- [What this task involves] Turn every line of the items below into a Markdown table with two columns, "Row" for a running number and "Line" for the line itself. Skip any blank lines.

[Page element annotations]

__________________________________________________

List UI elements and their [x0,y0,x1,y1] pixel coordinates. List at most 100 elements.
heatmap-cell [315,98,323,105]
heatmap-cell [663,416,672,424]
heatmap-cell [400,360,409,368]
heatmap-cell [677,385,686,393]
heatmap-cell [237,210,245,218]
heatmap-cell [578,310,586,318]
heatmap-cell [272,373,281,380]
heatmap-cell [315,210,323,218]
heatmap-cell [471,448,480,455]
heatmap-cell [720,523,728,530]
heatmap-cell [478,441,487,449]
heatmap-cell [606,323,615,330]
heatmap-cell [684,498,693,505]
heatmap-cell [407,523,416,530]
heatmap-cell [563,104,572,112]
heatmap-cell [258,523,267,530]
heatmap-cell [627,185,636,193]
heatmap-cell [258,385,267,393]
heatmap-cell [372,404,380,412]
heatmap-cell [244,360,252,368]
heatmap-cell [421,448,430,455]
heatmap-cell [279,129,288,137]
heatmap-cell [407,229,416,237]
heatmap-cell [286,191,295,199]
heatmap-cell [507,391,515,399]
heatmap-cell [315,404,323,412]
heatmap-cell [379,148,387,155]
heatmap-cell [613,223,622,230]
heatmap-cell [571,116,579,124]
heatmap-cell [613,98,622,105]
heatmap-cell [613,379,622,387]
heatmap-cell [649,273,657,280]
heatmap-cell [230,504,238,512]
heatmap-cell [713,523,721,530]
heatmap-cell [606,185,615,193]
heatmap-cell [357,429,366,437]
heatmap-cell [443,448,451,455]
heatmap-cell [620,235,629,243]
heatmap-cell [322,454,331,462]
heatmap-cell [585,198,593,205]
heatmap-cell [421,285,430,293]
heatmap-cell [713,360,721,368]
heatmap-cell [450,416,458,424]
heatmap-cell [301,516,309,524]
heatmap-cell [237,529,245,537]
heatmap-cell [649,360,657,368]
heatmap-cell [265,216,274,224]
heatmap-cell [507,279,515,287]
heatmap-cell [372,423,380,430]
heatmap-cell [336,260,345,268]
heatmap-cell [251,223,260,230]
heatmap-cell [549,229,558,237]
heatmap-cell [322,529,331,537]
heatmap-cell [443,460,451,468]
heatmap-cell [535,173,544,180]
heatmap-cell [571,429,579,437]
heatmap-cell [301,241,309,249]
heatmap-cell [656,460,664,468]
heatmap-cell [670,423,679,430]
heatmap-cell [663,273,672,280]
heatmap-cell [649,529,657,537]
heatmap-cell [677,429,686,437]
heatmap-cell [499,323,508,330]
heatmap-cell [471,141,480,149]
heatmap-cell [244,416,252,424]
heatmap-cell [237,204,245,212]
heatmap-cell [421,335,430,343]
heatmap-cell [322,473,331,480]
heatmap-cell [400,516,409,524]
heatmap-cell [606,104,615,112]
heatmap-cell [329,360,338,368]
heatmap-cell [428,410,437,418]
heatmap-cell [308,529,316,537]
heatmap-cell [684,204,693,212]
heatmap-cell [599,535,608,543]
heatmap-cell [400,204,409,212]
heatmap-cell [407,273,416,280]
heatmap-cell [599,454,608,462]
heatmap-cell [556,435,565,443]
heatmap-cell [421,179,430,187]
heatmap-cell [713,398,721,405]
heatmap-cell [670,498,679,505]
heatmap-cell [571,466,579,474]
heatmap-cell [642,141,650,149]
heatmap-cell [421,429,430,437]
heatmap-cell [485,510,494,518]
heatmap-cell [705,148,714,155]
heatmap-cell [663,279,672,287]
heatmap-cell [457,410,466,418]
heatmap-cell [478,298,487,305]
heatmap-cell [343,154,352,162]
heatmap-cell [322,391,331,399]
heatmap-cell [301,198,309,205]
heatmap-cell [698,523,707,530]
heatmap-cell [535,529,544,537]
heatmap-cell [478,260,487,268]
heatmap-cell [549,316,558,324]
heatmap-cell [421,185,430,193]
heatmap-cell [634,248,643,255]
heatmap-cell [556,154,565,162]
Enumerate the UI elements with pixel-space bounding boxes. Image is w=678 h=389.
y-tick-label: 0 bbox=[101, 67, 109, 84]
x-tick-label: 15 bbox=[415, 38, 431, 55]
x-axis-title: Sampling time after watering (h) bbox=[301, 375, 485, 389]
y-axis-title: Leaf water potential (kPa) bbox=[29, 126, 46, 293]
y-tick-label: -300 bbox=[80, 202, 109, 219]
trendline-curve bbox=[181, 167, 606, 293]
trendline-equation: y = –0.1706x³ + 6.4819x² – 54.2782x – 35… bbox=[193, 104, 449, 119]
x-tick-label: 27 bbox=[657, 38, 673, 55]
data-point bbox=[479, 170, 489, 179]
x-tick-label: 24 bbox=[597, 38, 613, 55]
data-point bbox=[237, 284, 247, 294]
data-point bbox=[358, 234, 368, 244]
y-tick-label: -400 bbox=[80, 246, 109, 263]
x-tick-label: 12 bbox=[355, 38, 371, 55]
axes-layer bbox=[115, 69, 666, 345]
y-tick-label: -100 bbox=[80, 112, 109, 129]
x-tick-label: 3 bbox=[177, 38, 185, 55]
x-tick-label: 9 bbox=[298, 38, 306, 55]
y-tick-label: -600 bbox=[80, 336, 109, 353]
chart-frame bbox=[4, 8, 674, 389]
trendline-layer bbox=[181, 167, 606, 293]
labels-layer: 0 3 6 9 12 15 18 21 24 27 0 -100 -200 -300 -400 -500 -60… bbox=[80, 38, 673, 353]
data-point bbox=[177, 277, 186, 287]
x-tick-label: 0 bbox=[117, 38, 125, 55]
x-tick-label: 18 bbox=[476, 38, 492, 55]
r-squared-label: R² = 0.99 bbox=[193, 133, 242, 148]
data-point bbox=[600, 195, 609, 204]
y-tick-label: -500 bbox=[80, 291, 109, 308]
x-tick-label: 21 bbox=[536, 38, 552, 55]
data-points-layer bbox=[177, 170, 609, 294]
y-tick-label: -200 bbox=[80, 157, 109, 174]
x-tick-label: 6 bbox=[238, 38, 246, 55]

__________________________________________________

- [Correct output]
| Row | Line |
|---|---|
| 1 | List UI elements and their [x0,y0,x1,y1] pixel coordinates. List at most 100 elements. |
| 2 | heatmap-cell [315,98,323,105] |
| 3 | heatmap-cell [663,416,672,424] |
| 4 | heatmap-cell [400,360,409,368] |
| 5 | heatmap-cell [677,385,686,393] |
| 6 | heatmap-cell [237,210,245,218] |
| 7 | heatmap-cell [578,310,586,318] |
| 8 | heatmap-cell [272,373,281,380] |
| 9 | heatmap-cell [315,210,323,218] |
| 10 | heatmap-cell [471,448,480,455] |
| 11 | heatmap-cell [720,523,728,530] |
| 12 | heatmap-cell [478,441,487,449] |
| 13 | heatmap-cell [606,323,615,330] |
| 14 | heatmap-cell [684,498,693,505] |
| 15 | heatmap-cell [407,523,416,530] |
| 16 | heatmap-cell [563,104,572,112] |
| 17 | heatmap-cell [258,523,267,530] |
| 18 | heatmap-cell [627,185,636,193] |
| 19 | heatmap-cell [258,385,267,393] |
| 20 | heatmap-cell [372,404,380,412] |
| 21 | heatmap-cell [244,360,252,368] |
| 22 | heatmap-cell [421,448,430,455] |
| 23 | heatmap-cell [279,129,288,137] |
| 24 | heatmap-cell [407,229,416,237] |
| 25 | heatmap-cell [286,191,295,199] |
| 26 | heatmap-cell [507,391,515,399] |
| 27 | heatmap-cell [315,404,323,412] |
| 28 | heatmap-cell [379,148,387,155] |
| 29 | heatmap-cell [613,223,622,230] |
| 30 | heatmap-cell [571,116,579,124] |
| 31 | heatmap-cell [613,98,622,105] |
| 32 | heatmap-cell [613,379,622,387] |
| 33 | heatmap-cell [649,273,657,280] |
| 34 | heatmap-cell [230,504,238,512] |
| 35 | heatmap-cell [713,523,721,530] |
| 36 | heatmap-cell [606,185,615,193] |
| 37 | heatmap-cell [357,429,366,437] |
| 38 | heatmap-cell [443,448,451,455] |
| 39 | heatmap-cell [620,235,629,243] |
| 40 | heatmap-cell [322,454,331,462] |
| 41 | heatmap-cell [585,198,593,205] |
| 42 | heatmap-cell [421,285,430,293] |
| 43 | heatmap-cell [713,360,721,368] |
| 44 | heatmap-cell [450,416,458,424] |
| 45 | heatmap-cell [301,516,309,524] |
| 46 | heatmap-cell [237,529,245,537] |
| 47 | heatmap-cell [649,360,657,368] |
| 48 | heatmap-cell [265,216,274,224] |
| 49 | heatmap-cell [507,279,515,287] |
| 50 | heatmap-cell [372,423,380,430] |
| 51 | heatmap-cell [336,260,345,268] |
| 52 | heatmap-cell [251,223,260,230] |
| 53 | heatmap-cell [549,229,558,237] |
| 54 | heatmap-cell [322,529,331,537] |
| 55 | heatmap-cell [443,460,451,468] |
| 56 | heatmap-cell [535,173,544,180] |
| 57 | heatmap-cell [571,429,579,437] |
| 58 | heatmap-cell [301,241,309,249] |
| 59 | heatmap-cell [656,460,664,468] |
| 60 | heatmap-cell [670,423,679,430] |
| 61 | heatmap-cell [663,273,672,280] |
| 62 | heatmap-cell [649,529,657,537] |
| 63 | heatmap-cell [677,429,686,437] |
| 64 | heatmap-cell [499,323,508,330] |
| 65 | heatmap-cell [471,141,480,149] |
| 66 | heatmap-cell [244,416,252,424] |
| 67 | heatmap-cell [237,204,245,212] |
| 68 | heatmap-cell [421,335,430,343] |
| 69 | heatmap-cell [322,473,331,480] |
| 70 | heatmap-cell [400,516,409,524] |
| 71 | heatmap-cell [606,104,615,112] |
| 72 | heatmap-cell [329,360,338,368] |
| 73 | heatmap-cell [428,410,437,418] |
| 74 | heatmap-cell [308,529,316,537] |
| 75 | heatmap-cell [684,204,693,212] |
| 76 | heatmap-cell [599,535,608,543] |
| 77 | heatmap-cell [400,204,409,212] |
| 78 | heatmap-cell [407,273,416,280] |
| 79 | heatmap-cell [599,454,608,462] |
| 80 | heatmap-cell [556,435,565,443] |
| 81 | heatmap-cell [421,179,430,187] |
| 82 | heatmap-cell [713,398,721,405] |
| 83 | heatmap-cell [670,498,679,505] |
| 84 | heatmap-cell [571,466,579,474] |
| 85 | heatmap-cell [642,141,650,149] |
| 86 | heatmap-cell [421,429,430,437] |
| 87 | heatmap-cell [485,510,494,518] |
| 88 | heatmap-cell [705,148,714,155] |
| 89 | heatmap-cell [663,279,672,287] |
| 90 | heatmap-cell [457,410,466,418] |
| 91 | heatmap-cell [478,298,487,305] |
| 92 | heatmap-cell [343,154,352,162] |
| 93 | heatmap-cell [322,391,331,399] |
| 94 | heatmap-cell [301,198,309,205] |
| 95 | heatmap-cell [698,523,707,530] |
| 96 | heatmap-cell [535,529,544,537] |
| 97 | heatmap-cell [478,260,487,268] |
| 98 | heatmap-cell [549,316,558,324] |
| 99 | heatmap-cell [421,185,430,193] |
| 100 | heatmap-cell [634,248,643,255] |
| 101 | heatmap-cell [556,154,565,162] |
| 102 | Enumerate the UI elements with pixel-space bounding boxes. Image is w=678 h=389. |
| 103 | y-tick-label: 0 bbox=[101, 67, 109, 84] |
| 104 | x-tick-label: 15 bbox=[415, 38, 431, 55] |
| 105 | x-axis-title: Sampling time after watering (h) bbox=[301, 375, 485, 389] |
| 106 | y-axis-title: Leaf water potential (kPa) bbox=[29, 126, 46, 293] |
| 107 | y-tick-label: -300 bbox=[80, 202, 109, 219] |
| 108 | trendline-curve bbox=[181, 167, 606, 293] |
| 109 | trendline-equation: y = –0.1706x³ + 6.4819x² – 54.2782x – 35… bbox=[193, 104, 449, 119] |
| 110 | x-tick-label: 27 bbox=[657, 38, 673, 55] |
| 111 | data-point bbox=[479, 170, 489, 179] |
| 112 | x-tick-label: 24 bbox=[597, 38, 613, 55] |
| 113 | data-point bbox=[237, 284, 247, 294] |
| 114 | data-point bbox=[358, 234, 368, 244] |
| 115 | y-tick-label: -400 bbox=[80, 246, 109, 263] |
| 116 | x-tick-label: 12 bbox=[355, 38, 371, 55] |
| 117 | axes-layer bbox=[115, 69, 666, 345] |
| 118 | y-tick-label: -100 bbox=[80, 112, 109, 129] |
| 119 | x-tick-label: 3 bbox=[177, 38, 185, 55] |
| 120 | x-tick-label: 9 bbox=[298, 38, 306, 55] |
| 121 | y-tick-label: -600 bbox=[80, 336, 109, 353] |
| 122 | chart-frame bbox=[4, 8, 674, 389] |
| 123 | trendline-layer bbox=[181, 167, 606, 293] |
| 124 | labels-layer: 0 3 6 9 12 15 18 21 24 27 0 -100 -200 -300 -400 -500 -60… bbox=[80, 38, 673, 353] |
| 125 | data-point bbox=[177, 277, 186, 287] |
| 126 | x-tick-label: 0 bbox=[117, 38, 125, 55] |
| 127 | x-tick-label: 18 bbox=[476, 38, 492, 55] |
| 128 | r-squared-label: R² = 0.99 bbox=[193, 133, 242, 148] |
| 129 | data-point bbox=[600, 195, 609, 204] |
| 130 | y-tick-label: -500 bbox=[80, 291, 109, 308] |
| 131 | x-tick-label: 21 bbox=[536, 38, 552, 55] |
| 132 | data-points-layer bbox=[177, 170, 609, 294] |
| 133 | y-tick-label: -200 bbox=[80, 157, 109, 174] |
| 134 | x-tick-label: 6 bbox=[238, 38, 246, 55] |